* **SOURCE RECORDS**:
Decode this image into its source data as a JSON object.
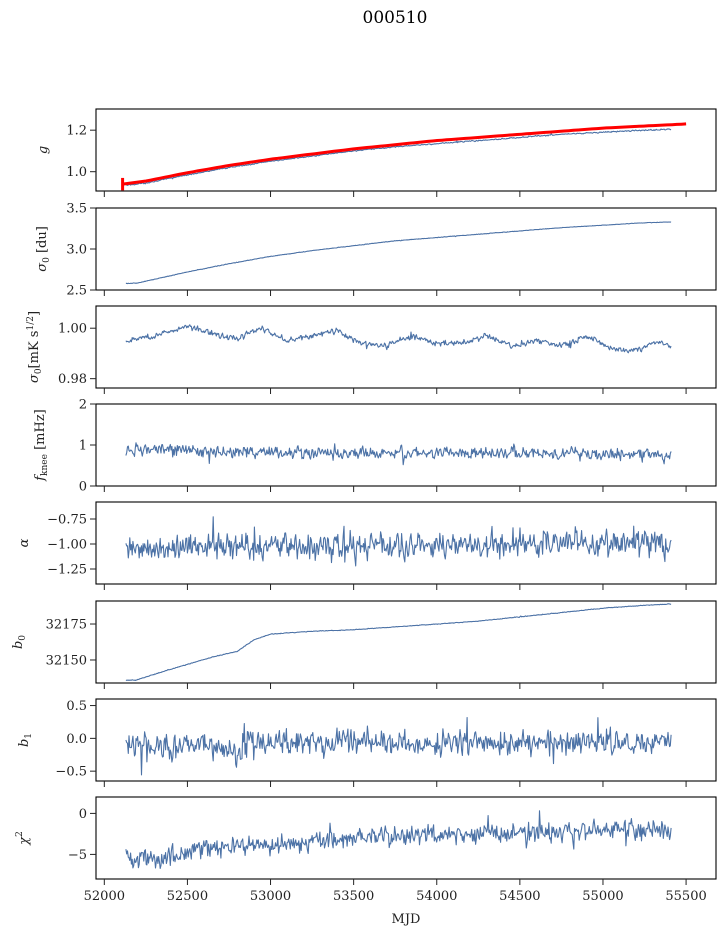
{
  "chart_data": {
    "type": "line",
    "title": "000510",
    "xlabel": "MJD",
    "xlim": [
      51950,
      55680
    ],
    "xticks": [
      52000,
      52500,
      53000,
      53500,
      54000,
      54500,
      55000,
      55500
    ],
    "xtick_labels": [
      "52000",
      "52500",
      "53000",
      "53500",
      "54000",
      "54500",
      "55000",
      "55500"
    ],
    "grid": false,
    "panels": [
      {
        "id": "g",
        "ylabel": "g",
        "ylabel_sub": "",
        "ylabel_sup": "",
        "ylim": [
          0.907,
          1.302
        ],
        "yticks": [
          1.0,
          1.2
        ],
        "ytick_labels": [
          "1.0",
          "1.2"
        ],
        "series": [
          {
            "name": "g",
            "color": "#4c72a6",
            "x": [
              52130,
              52250,
              52500,
              52750,
              53000,
              53250,
              53500,
              53750,
              54000,
              54250,
              54500,
              54750,
              55000,
              55250,
              55410
            ],
            "y": [
              0.935,
              0.945,
              0.985,
              1.02,
              1.05,
              1.075,
              1.1,
              1.12,
              1.135,
              1.15,
              1.165,
              1.18,
              1.19,
              1.2,
              1.205
            ],
            "noise": 0.002
          },
          {
            "name": "g-reference",
            "color": "#ff0000",
            "x": [
              52110,
              52250,
              52500,
              52750,
              53000,
              53250,
              53500,
              53750,
              54000,
              54250,
              54500,
              54750,
              55000,
              55250,
              55500
            ],
            "y": [
              0.94,
              0.955,
              0.995,
              1.03,
              1.06,
              1.085,
              1.11,
              1.13,
              1.15,
              1.165,
              1.18,
              1.195,
              1.21,
              1.22,
              1.23
            ],
            "noise": 0.0,
            "errorbar": {
              "x": 52110,
              "y": 0.94,
              "err": 0.03
            }
          }
        ]
      },
      {
        "id": "sigma0-du",
        "ylabel": "σ",
        "ylabel_sub": "0",
        "ylabel_sup": "",
        "ylabel_suffix": " [du]",
        "ylim": [
          2.5,
          3.5
        ],
        "yticks": [
          2.5,
          3.0,
          3.5
        ],
        "ytick_labels": [
          "2.5",
          "3.0",
          "3.5"
        ],
        "series": [
          {
            "name": "sigma0_du",
            "color": "#4c72a6",
            "x": [
              52130,
              52200,
              52500,
              52750,
              53000,
              53250,
              53500,
              53750,
              54000,
              54250,
              54500,
              54750,
              55000,
              55250,
              55410
            ],
            "y": [
              2.58,
              2.585,
              2.72,
              2.82,
              2.91,
              2.98,
              3.04,
              3.1,
              3.14,
              3.18,
              3.22,
              3.26,
              3.29,
              3.32,
              3.33
            ],
            "noise": 0.002
          }
        ]
      },
      {
        "id": "sigma0-mk",
        "ylabel": "σ",
        "ylabel_sub": "0",
        "ylabel_sup": "1/2",
        "ylabel_suffix": "[mK s   ]",
        "ylim": [
          0.9763,
          1.0088
        ],
        "yticks": [
          0.98,
          1.0
        ],
        "ytick_labels": [
          "0.98",
          "1.00"
        ],
        "series": [
          {
            "name": "sigma0_mK",
            "color": "#4c72a6",
            "x": [
              52130,
              52300,
              52500,
              52650,
              52800,
              52950,
              53100,
              53250,
              53400,
              53550,
              53700,
              53850,
              54000,
              54150,
              54300,
              54450,
              54600,
              54750,
              54900,
              55050,
              55200,
              55300,
              55410
            ],
            "y": [
              0.995,
              0.997,
              1.001,
              0.998,
              0.996,
              1.0,
              0.995,
              0.997,
              0.999,
              0.994,
              0.993,
              0.997,
              0.994,
              0.994,
              0.997,
              0.993,
              0.995,
              0.993,
              0.997,
              0.992,
              0.991,
              0.995,
              0.993
            ],
            "noise": 0.0008
          }
        ]
      },
      {
        "id": "fknee",
        "ylabel": "f",
        "ylabel_sub": "knee",
        "ylabel_sup": "",
        "ylabel_suffix": " [mHz]",
        "ylim": [
          0,
          2
        ],
        "yticks": [
          0,
          1,
          2
        ],
        "ytick_labels": [
          "0",
          "1",
          "2"
        ],
        "series": [
          {
            "name": "fknee",
            "color": "#4c72a6",
            "x": [
              52130,
              52140,
              52500,
              53000,
              53500,
              54000,
              54500,
              55000,
              55410
            ],
            "y": [
              0.78,
              0.9,
              0.85,
              0.82,
              0.8,
              0.82,
              0.8,
              0.78,
              0.75
            ],
            "noise": 0.1
          }
        ]
      },
      {
        "id": "alpha",
        "ylabel": "α",
        "ylabel_sub": "",
        "ylabel_sup": "",
        "ylim": [
          -1.4,
          -0.58
        ],
        "yticks": [
          -1.25,
          -1.0,
          -0.75
        ],
        "ytick_labels": [
          "−1.25",
          "−1.00",
          "−0.75"
        ],
        "series": [
          {
            "name": "alpha",
            "color": "#4c72a6",
            "x": [
              52130,
              52500,
              53000,
              53500,
              54000,
              54500,
              55000,
              55410
            ],
            "y": [
              -1.05,
              -1.03,
              -1.02,
              -1.03,
              -1.0,
              -1.01,
              -0.99,
              -1.0
            ],
            "noise": 0.09
          }
        ]
      },
      {
        "id": "b0",
        "ylabel": "b",
        "ylabel_sub": "0",
        "ylabel_sup": "",
        "ylim": [
          32134,
          32191
        ],
        "yticks": [
          32150,
          32175
        ],
        "ytick_labels": [
          "32150",
          "32175"
        ],
        "series": [
          {
            "name": "b0",
            "color": "#4c72a6",
            "x": [
              52130,
              52190,
              52300,
              52500,
              52650,
              52800,
              52900,
              53000,
              53250,
              53500,
              53750,
              54000,
              54250,
              54500,
              54750,
              55000,
              55250,
              55410
            ],
            "y": [
              32136,
              32136,
              32140,
              32147,
              32152,
              32156,
              32164,
              32168,
              32170,
              32171,
              32173,
              32175,
              32177,
              32180,
              32183,
              32186,
              32188,
              32189
            ],
            "noise": 0.15
          }
        ]
      },
      {
        "id": "b1",
        "ylabel": "b",
        "ylabel_sub": "1",
        "ylabel_sup": "",
        "ylim": [
          -0.65,
          0.6
        ],
        "yticks": [
          -0.5,
          0.0,
          0.5
        ],
        "ytick_labels": [
          "−0.5",
          "0.0",
          "0.5"
        ],
        "series": [
          {
            "name": "b1",
            "color": "#4c72a6",
            "x": [
              52130,
              52300,
              52600,
              52800,
              52900,
              53500,
              54000,
              54500,
              55000,
              55410
            ],
            "y": [
              0.0,
              -0.15,
              -0.1,
              -0.2,
              -0.05,
              -0.05,
              -0.08,
              -0.08,
              -0.05,
              -0.05
            ],
            "noise": 0.13
          }
        ]
      },
      {
        "id": "chi2",
        "ylabel": "χ",
        "ylabel_sub": "",
        "ylabel_sup": "2",
        "ylim": [
          -8.0,
          2.0
        ],
        "yticks": [
          -5,
          0
        ],
        "ytick_labels": [
          "−5",
          "0"
        ],
        "series": [
          {
            "name": "chi2",
            "color": "#4c72a6",
            "x": [
              52130,
              52300,
              52500,
              52750,
              53000,
              53250,
              53500,
              53750,
              54000,
              54500,
              55000,
              55410
            ],
            "y": [
              -5.0,
              -5.8,
              -4.5,
              -4.0,
              -3.8,
              -3.5,
              -2.8,
              -2.8,
              -2.6,
              -2.3,
              -2.1,
              -2.0
            ],
            "noise": 0.8
          }
        ]
      }
    ]
  }
}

* **PROBLEM DESCRIPTION**: Say how many lines of the listing above contain "name", with no other words.

* **COMPLETE RESPONSE**: 9